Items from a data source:
________

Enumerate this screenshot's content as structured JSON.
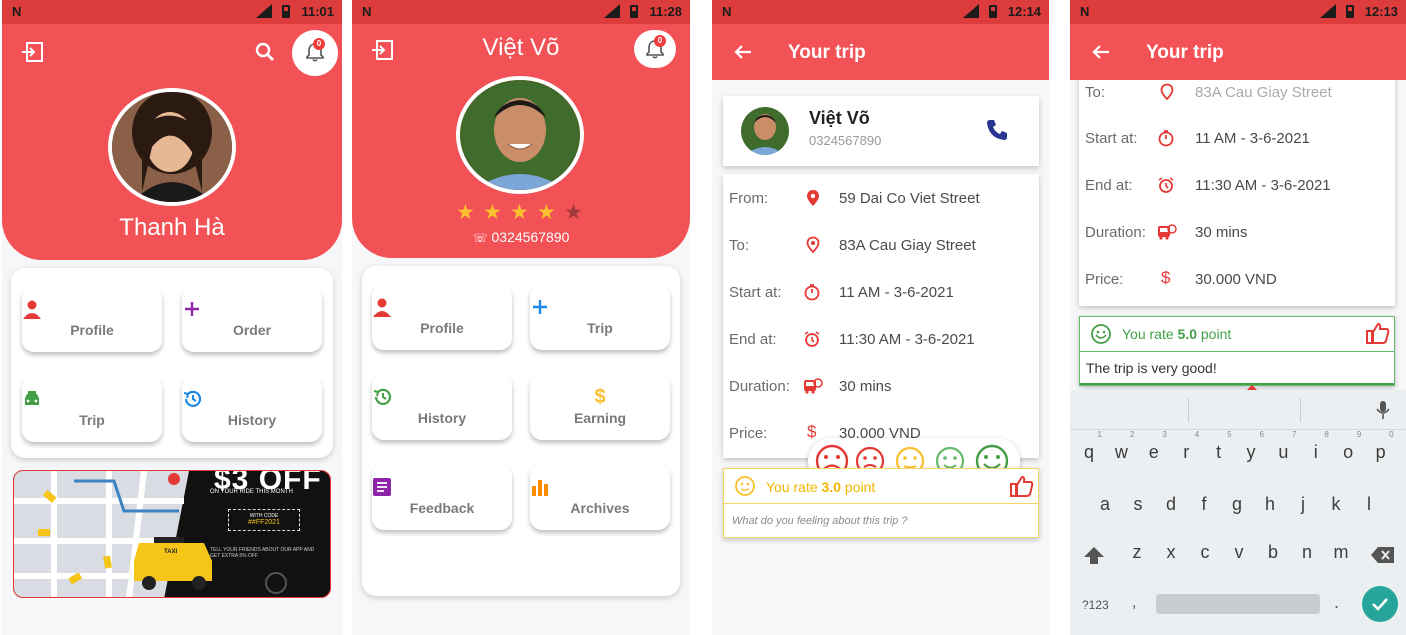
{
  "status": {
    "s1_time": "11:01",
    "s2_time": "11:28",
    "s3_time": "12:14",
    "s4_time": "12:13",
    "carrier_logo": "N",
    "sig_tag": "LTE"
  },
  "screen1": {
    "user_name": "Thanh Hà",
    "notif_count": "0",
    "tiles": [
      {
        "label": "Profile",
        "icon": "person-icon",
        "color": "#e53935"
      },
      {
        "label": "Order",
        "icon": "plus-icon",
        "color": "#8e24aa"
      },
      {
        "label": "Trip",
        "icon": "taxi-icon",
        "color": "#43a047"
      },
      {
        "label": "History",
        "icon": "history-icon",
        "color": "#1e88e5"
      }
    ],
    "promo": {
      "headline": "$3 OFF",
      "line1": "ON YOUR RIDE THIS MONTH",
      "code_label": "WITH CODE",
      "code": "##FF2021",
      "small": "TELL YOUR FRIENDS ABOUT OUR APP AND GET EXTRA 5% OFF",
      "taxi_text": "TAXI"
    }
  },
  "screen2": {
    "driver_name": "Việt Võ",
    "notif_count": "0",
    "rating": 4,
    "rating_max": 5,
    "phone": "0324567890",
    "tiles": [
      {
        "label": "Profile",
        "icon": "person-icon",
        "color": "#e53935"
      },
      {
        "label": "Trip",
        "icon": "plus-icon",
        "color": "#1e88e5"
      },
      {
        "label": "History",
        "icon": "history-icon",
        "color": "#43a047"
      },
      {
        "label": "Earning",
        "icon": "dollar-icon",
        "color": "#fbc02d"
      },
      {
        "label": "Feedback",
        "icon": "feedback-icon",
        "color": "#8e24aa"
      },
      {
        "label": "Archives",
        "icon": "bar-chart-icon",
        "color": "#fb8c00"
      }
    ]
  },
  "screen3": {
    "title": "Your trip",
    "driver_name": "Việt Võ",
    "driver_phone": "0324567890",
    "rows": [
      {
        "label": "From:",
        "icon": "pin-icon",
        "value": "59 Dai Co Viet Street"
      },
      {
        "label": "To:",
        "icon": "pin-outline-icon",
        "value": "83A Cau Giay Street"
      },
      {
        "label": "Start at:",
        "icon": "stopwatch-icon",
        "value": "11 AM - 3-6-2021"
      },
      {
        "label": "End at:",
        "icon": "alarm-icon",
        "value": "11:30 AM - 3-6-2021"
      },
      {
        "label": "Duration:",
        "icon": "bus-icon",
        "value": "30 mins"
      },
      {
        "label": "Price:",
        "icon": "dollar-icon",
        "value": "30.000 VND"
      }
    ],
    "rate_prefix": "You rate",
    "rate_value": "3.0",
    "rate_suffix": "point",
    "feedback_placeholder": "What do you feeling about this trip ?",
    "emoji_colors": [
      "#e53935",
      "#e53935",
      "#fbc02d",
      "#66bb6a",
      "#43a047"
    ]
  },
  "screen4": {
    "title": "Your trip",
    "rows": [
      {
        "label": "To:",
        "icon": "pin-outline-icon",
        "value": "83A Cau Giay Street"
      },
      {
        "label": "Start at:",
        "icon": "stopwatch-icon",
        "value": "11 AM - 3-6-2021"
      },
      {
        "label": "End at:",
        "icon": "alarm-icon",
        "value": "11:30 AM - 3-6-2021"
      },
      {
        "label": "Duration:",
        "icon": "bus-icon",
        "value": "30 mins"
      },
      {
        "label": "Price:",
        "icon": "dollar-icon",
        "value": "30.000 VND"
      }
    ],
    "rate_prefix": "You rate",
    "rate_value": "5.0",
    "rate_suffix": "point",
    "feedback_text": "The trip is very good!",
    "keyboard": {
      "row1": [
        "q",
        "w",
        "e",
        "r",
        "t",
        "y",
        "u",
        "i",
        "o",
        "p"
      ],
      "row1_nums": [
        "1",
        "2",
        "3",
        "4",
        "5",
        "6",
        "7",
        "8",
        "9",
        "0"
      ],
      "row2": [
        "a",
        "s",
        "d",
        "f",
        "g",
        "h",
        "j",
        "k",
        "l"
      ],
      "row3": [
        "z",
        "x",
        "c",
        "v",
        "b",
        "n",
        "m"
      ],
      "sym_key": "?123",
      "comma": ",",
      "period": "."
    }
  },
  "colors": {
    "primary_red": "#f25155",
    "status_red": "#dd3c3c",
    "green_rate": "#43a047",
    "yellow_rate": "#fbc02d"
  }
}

________

__PROBLEM TO WORK ON__:
Omit each picture, then return all of the listing exactly as it stands.

__EXERCISE SOLUTION__:
Enumerate this screenshot's content as structured JSON.
{
  "status": {
    "s1_time": "11:01",
    "s2_time": "11:28",
    "s3_time": "12:14",
    "s4_time": "12:13",
    "carrier_logo": "N",
    "sig_tag": "LTE"
  },
  "screen1": {
    "user_name": "Thanh Hà",
    "notif_count": "0",
    "tiles": [
      {
        "label": "Profile",
        "icon": "person-icon",
        "color": "#e53935"
      },
      {
        "label": "Order",
        "icon": "plus-icon",
        "color": "#8e24aa"
      },
      {
        "label": "Trip",
        "icon": "taxi-icon",
        "color": "#43a047"
      },
      {
        "label": "History",
        "icon": "history-icon",
        "color": "#1e88e5"
      }
    ],
    "promo": {
      "headline": "$3 OFF",
      "line1": "ON YOUR RIDE THIS MONTH",
      "code_label": "WITH CODE",
      "code": "##FF2021",
      "small": "TELL YOUR FRIENDS ABOUT OUR APP AND GET EXTRA 5% OFF",
      "taxi_text": "TAXI"
    }
  },
  "screen2": {
    "driver_name": "Việt Võ",
    "notif_count": "0",
    "rating": 4,
    "rating_max": 5,
    "phone": "0324567890",
    "tiles": [
      {
        "label": "Profile",
        "icon": "person-icon",
        "color": "#e53935"
      },
      {
        "label": "Trip",
        "icon": "plus-icon",
        "color": "#1e88e5"
      },
      {
        "label": "History",
        "icon": "history-icon",
        "color": "#43a047"
      },
      {
        "label": "Earning",
        "icon": "dollar-icon",
        "color": "#fbc02d"
      },
      {
        "label": "Feedback",
        "icon": "feedback-icon",
        "color": "#8e24aa"
      },
      {
        "label": "Archives",
        "icon": "bar-chart-icon",
        "color": "#fb8c00"
      }
    ]
  },
  "screen3": {
    "title": "Your trip",
    "driver_name": "Việt Võ",
    "driver_phone": "0324567890",
    "rows": [
      {
        "label": "From:",
        "icon": "pin-icon",
        "value": "59 Dai Co Viet Street"
      },
      {
        "label": "To:",
        "icon": "pin-outline-icon",
        "value": "83A Cau Giay Street"
      },
      {
        "label": "Start at:",
        "icon": "stopwatch-icon",
        "value": "11 AM - 3-6-2021"
      },
      {
        "label": "End at:",
        "icon": "alarm-icon",
        "value": "11:30 AM - 3-6-2021"
      },
      {
        "label": "Duration:",
        "icon": "bus-icon",
        "value": "30 mins"
      },
      {
        "label": "Price:",
        "icon": "dollar-icon",
        "value": "30.000 VND"
      }
    ],
    "rate_prefix": "You rate",
    "rate_value": "3.0",
    "rate_suffix": "point",
    "feedback_placeholder": "What do you feeling about this trip ?",
    "emoji_colors": [
      "#e53935",
      "#e53935",
      "#fbc02d",
      "#66bb6a",
      "#43a047"
    ]
  },
  "screen4": {
    "title": "Your trip",
    "rows": [
      {
        "label": "To:",
        "icon": "pin-outline-icon",
        "value": "83A Cau Giay Street"
      },
      {
        "label": "Start at:",
        "icon": "stopwatch-icon",
        "value": "11 AM - 3-6-2021"
      },
      {
        "label": "End at:",
        "icon": "alarm-icon",
        "value": "11:30 AM - 3-6-2021"
      },
      {
        "label": "Duration:",
        "icon": "bus-icon",
        "value": "30 mins"
      },
      {
        "label": "Price:",
        "icon": "dollar-icon",
        "value": "30.000 VND"
      }
    ],
    "rate_prefix": "You rate",
    "rate_value": "5.0",
    "rate_suffix": "point",
    "feedback_text": "The trip is very good!",
    "keyboard": {
      "row1": [
        "q",
        "w",
        "e",
        "r",
        "t",
        "y",
        "u",
        "i",
        "o",
        "p"
      ],
      "row1_nums": [
        "1",
        "2",
        "3",
        "4",
        "5",
        "6",
        "7",
        "8",
        "9",
        "0"
      ],
      "row2": [
        "a",
        "s",
        "d",
        "f",
        "g",
        "h",
        "j",
        "k",
        "l"
      ],
      "row3": [
        "z",
        "x",
        "c",
        "v",
        "b",
        "n",
        "m"
      ],
      "sym_key": "?123",
      "comma": ",",
      "period": "."
    }
  },
  "colors": {
    "primary_red": "#f25155",
    "status_red": "#dd3c3c",
    "green_rate": "#43a047",
    "yellow_rate": "#fbc02d"
  }
}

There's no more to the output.